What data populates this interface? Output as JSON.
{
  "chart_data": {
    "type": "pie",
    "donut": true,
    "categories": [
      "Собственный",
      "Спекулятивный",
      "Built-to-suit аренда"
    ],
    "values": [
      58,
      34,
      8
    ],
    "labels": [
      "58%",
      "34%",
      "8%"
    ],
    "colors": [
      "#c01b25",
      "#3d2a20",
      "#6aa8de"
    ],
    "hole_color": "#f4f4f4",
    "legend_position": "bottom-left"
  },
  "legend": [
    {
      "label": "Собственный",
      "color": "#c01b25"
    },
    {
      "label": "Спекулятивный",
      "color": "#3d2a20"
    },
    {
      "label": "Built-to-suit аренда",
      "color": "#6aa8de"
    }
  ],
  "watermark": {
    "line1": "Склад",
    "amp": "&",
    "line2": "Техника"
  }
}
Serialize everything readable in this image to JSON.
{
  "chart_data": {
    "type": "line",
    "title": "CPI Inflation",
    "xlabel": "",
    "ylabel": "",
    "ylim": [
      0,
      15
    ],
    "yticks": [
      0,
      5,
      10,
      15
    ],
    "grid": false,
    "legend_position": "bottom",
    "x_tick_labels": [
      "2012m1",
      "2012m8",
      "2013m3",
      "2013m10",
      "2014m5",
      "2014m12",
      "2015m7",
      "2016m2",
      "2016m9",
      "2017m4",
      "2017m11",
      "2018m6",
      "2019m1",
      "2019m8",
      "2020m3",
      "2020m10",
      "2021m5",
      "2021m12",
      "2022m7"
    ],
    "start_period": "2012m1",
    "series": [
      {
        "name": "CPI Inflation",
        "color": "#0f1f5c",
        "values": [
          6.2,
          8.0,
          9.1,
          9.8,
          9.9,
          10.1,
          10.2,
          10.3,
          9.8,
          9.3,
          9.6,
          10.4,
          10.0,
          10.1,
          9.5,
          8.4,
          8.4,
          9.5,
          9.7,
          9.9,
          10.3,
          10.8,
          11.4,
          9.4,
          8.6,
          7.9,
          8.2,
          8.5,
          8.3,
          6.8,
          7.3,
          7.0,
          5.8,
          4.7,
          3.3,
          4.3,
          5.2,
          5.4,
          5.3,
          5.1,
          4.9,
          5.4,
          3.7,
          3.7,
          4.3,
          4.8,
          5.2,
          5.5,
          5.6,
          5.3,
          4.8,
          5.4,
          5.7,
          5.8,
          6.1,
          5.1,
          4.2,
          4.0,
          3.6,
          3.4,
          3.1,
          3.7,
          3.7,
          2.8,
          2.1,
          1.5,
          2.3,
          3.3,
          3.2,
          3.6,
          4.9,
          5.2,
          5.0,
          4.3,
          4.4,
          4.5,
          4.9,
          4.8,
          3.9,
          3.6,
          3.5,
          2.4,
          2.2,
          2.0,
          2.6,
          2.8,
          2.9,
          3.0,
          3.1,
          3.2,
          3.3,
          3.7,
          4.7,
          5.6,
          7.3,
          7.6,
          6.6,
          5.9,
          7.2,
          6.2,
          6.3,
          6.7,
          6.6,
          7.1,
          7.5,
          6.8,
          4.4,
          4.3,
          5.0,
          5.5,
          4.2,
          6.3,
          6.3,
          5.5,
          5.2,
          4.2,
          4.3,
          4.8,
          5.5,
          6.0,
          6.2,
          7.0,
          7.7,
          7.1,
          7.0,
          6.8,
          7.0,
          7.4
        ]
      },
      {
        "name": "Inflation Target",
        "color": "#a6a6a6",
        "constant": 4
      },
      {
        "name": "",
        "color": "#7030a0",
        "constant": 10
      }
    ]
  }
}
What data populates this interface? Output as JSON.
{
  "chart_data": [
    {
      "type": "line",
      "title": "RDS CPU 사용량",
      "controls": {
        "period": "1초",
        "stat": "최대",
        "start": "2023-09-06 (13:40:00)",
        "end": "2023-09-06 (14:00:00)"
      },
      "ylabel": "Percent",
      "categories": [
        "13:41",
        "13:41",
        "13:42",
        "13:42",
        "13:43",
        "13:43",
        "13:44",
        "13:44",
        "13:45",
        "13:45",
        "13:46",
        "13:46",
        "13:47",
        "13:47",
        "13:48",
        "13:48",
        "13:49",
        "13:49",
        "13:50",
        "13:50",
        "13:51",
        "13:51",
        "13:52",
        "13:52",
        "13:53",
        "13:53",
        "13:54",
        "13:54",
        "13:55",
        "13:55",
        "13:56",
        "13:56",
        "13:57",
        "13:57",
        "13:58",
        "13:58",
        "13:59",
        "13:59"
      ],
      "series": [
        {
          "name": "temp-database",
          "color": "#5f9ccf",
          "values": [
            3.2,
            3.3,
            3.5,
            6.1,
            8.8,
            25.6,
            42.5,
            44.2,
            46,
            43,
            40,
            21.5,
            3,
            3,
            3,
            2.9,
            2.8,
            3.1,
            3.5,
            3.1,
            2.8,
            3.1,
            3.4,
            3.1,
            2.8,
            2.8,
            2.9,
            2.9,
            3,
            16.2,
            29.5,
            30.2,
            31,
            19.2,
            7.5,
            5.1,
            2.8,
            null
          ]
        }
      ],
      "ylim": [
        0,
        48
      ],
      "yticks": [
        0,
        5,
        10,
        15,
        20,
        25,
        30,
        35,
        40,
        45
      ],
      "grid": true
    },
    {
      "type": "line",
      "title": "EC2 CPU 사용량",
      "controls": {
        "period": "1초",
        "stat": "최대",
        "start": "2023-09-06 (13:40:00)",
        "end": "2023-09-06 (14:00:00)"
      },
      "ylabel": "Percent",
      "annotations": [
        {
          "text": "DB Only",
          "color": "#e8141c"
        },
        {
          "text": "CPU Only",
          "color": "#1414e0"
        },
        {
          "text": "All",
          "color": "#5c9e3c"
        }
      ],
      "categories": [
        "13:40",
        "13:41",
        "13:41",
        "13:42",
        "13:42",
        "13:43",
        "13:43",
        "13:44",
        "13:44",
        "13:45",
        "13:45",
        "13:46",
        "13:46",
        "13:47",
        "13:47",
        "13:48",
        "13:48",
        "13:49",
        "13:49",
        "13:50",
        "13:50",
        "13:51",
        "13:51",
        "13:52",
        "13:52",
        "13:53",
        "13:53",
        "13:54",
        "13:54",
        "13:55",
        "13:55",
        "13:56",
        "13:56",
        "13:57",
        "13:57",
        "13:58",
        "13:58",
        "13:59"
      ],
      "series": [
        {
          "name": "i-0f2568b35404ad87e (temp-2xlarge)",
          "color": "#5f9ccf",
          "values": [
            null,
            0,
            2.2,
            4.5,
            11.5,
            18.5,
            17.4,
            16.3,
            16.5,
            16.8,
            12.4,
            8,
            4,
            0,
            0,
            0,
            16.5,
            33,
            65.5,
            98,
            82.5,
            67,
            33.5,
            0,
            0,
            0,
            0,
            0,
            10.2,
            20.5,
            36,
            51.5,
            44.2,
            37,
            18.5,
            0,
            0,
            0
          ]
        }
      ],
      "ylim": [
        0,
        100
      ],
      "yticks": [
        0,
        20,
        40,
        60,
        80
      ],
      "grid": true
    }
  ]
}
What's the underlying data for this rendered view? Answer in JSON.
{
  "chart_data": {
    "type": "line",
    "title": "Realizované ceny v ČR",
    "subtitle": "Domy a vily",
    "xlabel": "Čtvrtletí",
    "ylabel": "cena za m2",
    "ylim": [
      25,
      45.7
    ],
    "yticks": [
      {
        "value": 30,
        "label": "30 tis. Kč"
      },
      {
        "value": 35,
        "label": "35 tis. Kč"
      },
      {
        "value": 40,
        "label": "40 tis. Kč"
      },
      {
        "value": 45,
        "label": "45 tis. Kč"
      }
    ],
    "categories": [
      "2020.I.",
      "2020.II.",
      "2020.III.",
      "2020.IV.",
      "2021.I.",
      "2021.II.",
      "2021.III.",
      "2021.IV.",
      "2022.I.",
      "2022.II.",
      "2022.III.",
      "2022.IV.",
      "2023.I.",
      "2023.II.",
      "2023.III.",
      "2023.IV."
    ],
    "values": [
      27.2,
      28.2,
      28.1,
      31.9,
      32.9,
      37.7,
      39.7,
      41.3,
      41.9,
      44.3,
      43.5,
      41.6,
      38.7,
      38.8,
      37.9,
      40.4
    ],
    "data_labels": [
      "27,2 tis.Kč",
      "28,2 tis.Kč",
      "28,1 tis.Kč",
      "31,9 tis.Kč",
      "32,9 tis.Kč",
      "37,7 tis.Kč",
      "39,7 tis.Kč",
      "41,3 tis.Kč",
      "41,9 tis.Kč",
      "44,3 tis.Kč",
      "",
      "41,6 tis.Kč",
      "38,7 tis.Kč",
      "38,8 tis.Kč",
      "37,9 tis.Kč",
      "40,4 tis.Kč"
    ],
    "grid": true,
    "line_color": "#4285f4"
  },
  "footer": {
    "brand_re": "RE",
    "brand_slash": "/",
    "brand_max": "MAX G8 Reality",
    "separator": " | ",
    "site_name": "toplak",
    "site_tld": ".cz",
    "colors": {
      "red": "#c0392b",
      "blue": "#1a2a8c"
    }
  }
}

....

- Requirements -
From the listing above, collect each line in which the string "ylabel" appears.

- Worked solution -
    "ylabel": "",
      "ylabel": "Percent",
      "ylabel": "Percent",
    "ylabel": "cena za m2",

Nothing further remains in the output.